Directive
Will you print the material below without altering a single character?

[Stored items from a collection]
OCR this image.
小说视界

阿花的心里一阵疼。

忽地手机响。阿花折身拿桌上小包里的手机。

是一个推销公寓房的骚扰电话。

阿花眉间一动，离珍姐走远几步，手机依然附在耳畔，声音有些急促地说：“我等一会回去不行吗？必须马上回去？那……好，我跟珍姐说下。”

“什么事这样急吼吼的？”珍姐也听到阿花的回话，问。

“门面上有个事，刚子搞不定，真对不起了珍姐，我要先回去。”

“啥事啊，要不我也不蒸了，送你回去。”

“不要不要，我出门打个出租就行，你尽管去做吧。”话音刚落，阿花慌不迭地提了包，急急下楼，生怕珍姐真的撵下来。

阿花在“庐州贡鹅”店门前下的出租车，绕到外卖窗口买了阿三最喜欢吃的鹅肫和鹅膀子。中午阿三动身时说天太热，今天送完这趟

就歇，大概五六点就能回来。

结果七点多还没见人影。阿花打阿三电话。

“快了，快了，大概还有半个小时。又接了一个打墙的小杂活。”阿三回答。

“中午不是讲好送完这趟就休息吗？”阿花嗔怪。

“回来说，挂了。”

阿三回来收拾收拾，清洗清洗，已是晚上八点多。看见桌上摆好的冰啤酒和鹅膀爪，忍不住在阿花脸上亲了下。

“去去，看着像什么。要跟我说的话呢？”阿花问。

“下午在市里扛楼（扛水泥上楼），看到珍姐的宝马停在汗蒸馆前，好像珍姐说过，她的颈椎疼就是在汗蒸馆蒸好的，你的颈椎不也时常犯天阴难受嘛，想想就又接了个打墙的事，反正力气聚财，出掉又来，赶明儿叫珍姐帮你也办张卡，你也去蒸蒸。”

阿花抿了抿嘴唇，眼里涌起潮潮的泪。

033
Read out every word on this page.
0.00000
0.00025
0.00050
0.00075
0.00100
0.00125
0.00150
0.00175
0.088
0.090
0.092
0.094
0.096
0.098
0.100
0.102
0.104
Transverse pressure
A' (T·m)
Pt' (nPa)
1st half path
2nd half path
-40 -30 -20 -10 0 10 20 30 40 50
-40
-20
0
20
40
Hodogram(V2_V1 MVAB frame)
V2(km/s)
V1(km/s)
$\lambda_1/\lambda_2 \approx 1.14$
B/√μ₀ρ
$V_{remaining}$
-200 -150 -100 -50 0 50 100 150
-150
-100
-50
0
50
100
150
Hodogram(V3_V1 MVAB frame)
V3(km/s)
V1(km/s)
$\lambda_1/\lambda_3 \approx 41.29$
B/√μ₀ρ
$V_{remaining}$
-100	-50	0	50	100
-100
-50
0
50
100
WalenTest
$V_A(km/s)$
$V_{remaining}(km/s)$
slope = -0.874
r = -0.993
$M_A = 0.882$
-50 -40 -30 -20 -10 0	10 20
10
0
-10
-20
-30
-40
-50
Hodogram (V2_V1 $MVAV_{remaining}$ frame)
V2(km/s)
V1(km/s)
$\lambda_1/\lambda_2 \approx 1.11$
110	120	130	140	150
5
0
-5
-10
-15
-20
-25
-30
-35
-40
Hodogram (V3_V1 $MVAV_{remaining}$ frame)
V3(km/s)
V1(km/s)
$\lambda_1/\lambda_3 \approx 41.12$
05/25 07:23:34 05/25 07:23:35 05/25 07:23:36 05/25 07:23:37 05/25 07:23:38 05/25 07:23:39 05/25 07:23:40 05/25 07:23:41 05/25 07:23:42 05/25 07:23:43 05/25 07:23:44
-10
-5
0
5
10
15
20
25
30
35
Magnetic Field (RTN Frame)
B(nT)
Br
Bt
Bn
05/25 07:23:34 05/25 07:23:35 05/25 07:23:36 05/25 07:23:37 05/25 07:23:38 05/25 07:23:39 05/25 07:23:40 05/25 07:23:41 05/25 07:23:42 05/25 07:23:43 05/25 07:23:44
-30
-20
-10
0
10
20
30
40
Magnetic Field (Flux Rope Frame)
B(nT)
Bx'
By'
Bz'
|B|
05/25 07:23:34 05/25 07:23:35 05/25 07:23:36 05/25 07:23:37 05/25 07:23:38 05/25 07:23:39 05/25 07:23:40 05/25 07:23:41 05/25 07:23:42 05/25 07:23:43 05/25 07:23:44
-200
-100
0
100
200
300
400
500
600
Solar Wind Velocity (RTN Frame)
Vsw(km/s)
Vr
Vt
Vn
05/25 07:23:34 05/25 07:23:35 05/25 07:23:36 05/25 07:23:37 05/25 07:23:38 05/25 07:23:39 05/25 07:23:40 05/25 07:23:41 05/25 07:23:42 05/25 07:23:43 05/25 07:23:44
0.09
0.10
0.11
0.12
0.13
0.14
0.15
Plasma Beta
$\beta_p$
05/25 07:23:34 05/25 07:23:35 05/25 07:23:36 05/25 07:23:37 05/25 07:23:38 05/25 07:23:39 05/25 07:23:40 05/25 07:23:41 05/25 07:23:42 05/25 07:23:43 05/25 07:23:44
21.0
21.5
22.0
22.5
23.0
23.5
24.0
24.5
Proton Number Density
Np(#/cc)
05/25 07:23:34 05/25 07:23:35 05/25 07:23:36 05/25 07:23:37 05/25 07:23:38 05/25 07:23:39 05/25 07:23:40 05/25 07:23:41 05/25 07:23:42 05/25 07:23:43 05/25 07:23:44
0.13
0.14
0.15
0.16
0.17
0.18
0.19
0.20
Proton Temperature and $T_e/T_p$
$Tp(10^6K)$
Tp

Solution to this exercise
OCR this image.
小说视界

阿花的心里一阵疼。

忽地手机响。阿花折身拿桌上小包里的手机。

是一个推销公寓房的骚扰电话。

阿花眉间一动，离珍姐走远几步，手机依然附在耳畔，声音有些急促地说：“我等一会回去不行吗？必须马上回去？那……好，我跟珍姐说下。”

“什么事这样急吼吼的？”珍姐也听到阿花的回话，问。

“门面上有个事，刚子搞不定，真对不起了珍姐，我要先回去。”

“啥事啊，要不我也不蒸了，送你回去。”

“不要不要，我出门打个出租就行，你尽管去做吧。”话音刚落，阿花慌不迭地提了包，急急下楼，生怕珍姐真的撵下来。

阿花在“庐州贡鹅”店门前下的出租车，绕到外卖窗口买了阿三最喜欢吃的鹅肫和鹅膀子。中午阿三动身时说天太热，今天送完这趟

就歇，大概五六点就能回来。

结果七点多还没见人影。阿花打阿三电话。

“快了，快了，大概还有半个小时。又接了一个打墙的小杂活。”阿三回答。

“中午不是讲好送完这趟就休息吗？”阿花嗔怪。

“回来说，挂了。”

阿三回来收拾收拾，清洗清洗，已是晚上八点多。看见桌上摆好的冰啤酒和鹅膀爪，忍不住在阿花脸上亲了下。

“去去，看着像什么。要跟我说的话呢？”阿花问。

“下午在市里扛楼（扛水泥上楼），看到珍姐的宝马停在汗蒸馆前，好像珍姐说过，她的颈椎疼就是在汗蒸馆蒸好的，你的颈椎不也时常犯天阴难受嘛，想想就又接了个打墙的事，反正力气聚财，出掉又来，赶明儿叫珍姐帮你也办张卡，你也去蒸蒸。”

阿花抿了抿嘴唇，眼里涌起潮潮的泪。

033
Read out every word on this page.
0.00000
0.00025
0.00050
0.00075
0.00100
0.00125
0.00150
0.00175
0.088
0.090
0.092
0.094
0.096
0.098
0.100
0.102
0.104
Transverse pressure
A' (T·m)
Pt' (nPa)
1st half path
2nd half path
-40 -30 -20 -10 0 10 20 30 40 50
-40
-20
0
20
40
Hodogram(V2_V1 MVAB frame)
V2(km/s)
V1(km/s)
$\lambda_1/\lambda_2 \approx 1.14$
B/√μ₀ρ
$V_{remaining}$
-200 -150 -100 -50 0 50 100 150
-150
-100
-50
0
50
100
150
Hodogram(V3_V1 MVAB frame)
V3(km/s)
V1(km/s)
$\lambda_1/\lambda_3 \approx 41.29$
B/√μ₀ρ
$V_{remaining}$
-100	-50	0	50	100
-100
-50
0
50
100
WalenTest
$V_A(km/s)$
$V_{remaining}(km/s)$
slope = -0.874
r = -0.993
$M_A = 0.882$
-50 -40 -30 -20 -10 0	10 20
10
0
-10
-20
-30
-40
-50
Hodogram (V2_V1 $MVAV_{remaining}$ frame)
V2(km/s)
V1(km/s)
$\lambda_1/\lambda_2 \approx 1.11$
110	120	130	140	150
5
0
-5
-10
-15
-20
-25
-30
-35
-40
Hodogram (V3_V1 $MVAV_{remaining}$ frame)
V3(km/s)
V1(km/s)
$\lambda_1/\lambda_3 \approx 41.12$
05/25 07:23:34 05/25 07:23:35 05/25 07:23:36 05/25 07:23:37 05/25 07:23:38 05/25 07:23:39 05/25 07:23:40 05/25 07:23:41 05/25 07:23:42 05/25 07:23:43 05/25 07:23:44
-10
-5
0
5
10
15
20
25
30
35
Magnetic Field (RTN Frame)
B(nT)
Br
Bt
Bn
05/25 07:23:34 05/25 07:23:35 05/25 07:23:36 05/25 07:23:37 05/25 07:23:38 05/25 07:23:39 05/25 07:23:40 05/25 07:23:41 05/25 07:23:42 05/25 07:23:43 05/25 07:23:44
-30
-20
-10
0
10
20
30
40
Magnetic Field (Flux Rope Frame)
B(nT)
Bx'
By'
Bz'
|B|
05/25 07:23:34 05/25 07:23:35 05/25 07:23:36 05/25 07:23:37 05/25 07:23:38 05/25 07:23:39 05/25 07:23:40 05/25 07:23:41 05/25 07:23:42 05/25 07:23:43 05/25 07:23:44
-200
-100
0
100
200
300
400
500
600
Solar Wind Velocity (RTN Frame)
Vsw(km/s)
Vr
Vt
Vn
05/25 07:23:34 05/25 07:23:35 05/25 07:23:36 05/25 07:23:37 05/25 07:23:38 05/25 07:23:39 05/25 07:23:40 05/25 07:23:41 05/25 07:23:42 05/25 07:23:43 05/25 07:23:44
0.09
0.10
0.11
0.12
0.13
0.14
0.15
Plasma Beta
$\beta_p$
05/25 07:23:34 05/25 07:23:35 05/25 07:23:36 05/25 07:23:37 05/25 07:23:38 05/25 07:23:39 05/25 07:23:40 05/25 07:23:41 05/25 07:23:42 05/25 07:23:43 05/25 07:23:44
21.0
21.5
22.0
22.5
23.0
23.5
24.0
24.5
Proton Number Density
Np(#/cc)
05/25 07:23:34 05/25 07:23:35 05/25 07:23:36 05/25 07:23:37 05/25 07:23:38 05/25 07:23:39 05/25 07:23:40 05/25 07:23:41 05/25 07:23:42 05/25 07:23:43 05/25 07:23:44
0.13
0.14
0.15
0.16
0.17
0.18
0.19
0.20
Proton Temperature and $T_e/T_p$
$Tp(10^6K)$
Tp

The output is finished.